■ **Given instruction**: Below are entries; tally how many lines hold the string "программы" and answer with only that figure.

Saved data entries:

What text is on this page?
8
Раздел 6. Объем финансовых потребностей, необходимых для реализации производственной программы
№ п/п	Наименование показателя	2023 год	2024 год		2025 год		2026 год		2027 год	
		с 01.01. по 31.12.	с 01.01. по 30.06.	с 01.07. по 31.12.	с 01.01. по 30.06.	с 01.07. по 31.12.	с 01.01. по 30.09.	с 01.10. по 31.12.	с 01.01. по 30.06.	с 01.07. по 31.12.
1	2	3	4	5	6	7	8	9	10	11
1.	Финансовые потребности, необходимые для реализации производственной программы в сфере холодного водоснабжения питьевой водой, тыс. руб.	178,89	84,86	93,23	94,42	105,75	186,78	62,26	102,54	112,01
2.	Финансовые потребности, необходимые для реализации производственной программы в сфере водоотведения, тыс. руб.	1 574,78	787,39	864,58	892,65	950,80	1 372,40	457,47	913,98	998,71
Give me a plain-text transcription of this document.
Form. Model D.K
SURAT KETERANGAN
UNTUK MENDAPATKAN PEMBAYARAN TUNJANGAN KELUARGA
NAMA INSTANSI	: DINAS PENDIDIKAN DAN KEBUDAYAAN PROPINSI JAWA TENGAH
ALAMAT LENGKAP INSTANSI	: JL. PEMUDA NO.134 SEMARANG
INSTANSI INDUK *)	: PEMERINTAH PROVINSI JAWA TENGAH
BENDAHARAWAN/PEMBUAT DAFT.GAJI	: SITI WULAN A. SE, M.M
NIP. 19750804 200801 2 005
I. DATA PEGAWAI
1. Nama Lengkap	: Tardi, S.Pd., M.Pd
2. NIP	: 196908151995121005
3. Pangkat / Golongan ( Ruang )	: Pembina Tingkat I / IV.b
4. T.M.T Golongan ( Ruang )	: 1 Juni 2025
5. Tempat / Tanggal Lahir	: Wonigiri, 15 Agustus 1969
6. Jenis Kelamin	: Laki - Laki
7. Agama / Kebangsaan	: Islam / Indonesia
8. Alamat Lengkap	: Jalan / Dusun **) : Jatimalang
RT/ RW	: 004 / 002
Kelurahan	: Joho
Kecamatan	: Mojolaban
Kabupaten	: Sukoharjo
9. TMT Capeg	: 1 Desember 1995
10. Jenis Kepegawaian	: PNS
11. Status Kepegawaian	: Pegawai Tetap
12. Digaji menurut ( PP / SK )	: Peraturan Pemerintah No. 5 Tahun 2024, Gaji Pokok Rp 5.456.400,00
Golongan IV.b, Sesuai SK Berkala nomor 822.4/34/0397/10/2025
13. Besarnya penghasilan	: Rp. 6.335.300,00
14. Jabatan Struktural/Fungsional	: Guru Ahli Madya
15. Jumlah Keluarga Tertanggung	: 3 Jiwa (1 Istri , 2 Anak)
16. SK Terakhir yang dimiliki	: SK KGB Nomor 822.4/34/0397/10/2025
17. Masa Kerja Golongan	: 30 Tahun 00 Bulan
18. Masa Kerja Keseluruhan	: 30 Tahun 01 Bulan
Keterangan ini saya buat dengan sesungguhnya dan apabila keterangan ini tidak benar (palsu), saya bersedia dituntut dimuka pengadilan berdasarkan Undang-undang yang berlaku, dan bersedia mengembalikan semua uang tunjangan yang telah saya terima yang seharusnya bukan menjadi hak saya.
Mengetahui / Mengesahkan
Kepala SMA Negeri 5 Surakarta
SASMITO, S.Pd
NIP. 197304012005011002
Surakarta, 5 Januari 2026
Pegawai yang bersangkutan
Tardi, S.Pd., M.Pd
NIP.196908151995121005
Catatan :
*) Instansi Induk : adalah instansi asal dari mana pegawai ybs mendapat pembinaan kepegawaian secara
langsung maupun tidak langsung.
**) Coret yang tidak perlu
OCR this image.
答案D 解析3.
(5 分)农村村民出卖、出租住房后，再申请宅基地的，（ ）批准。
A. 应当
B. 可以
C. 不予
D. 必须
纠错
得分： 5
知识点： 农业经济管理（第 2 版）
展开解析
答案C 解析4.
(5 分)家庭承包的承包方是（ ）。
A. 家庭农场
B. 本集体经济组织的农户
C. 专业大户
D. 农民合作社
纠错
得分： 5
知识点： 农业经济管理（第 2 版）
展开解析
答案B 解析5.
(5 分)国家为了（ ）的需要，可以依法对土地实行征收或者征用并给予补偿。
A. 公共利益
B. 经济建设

■ **Response to the exercise**: 3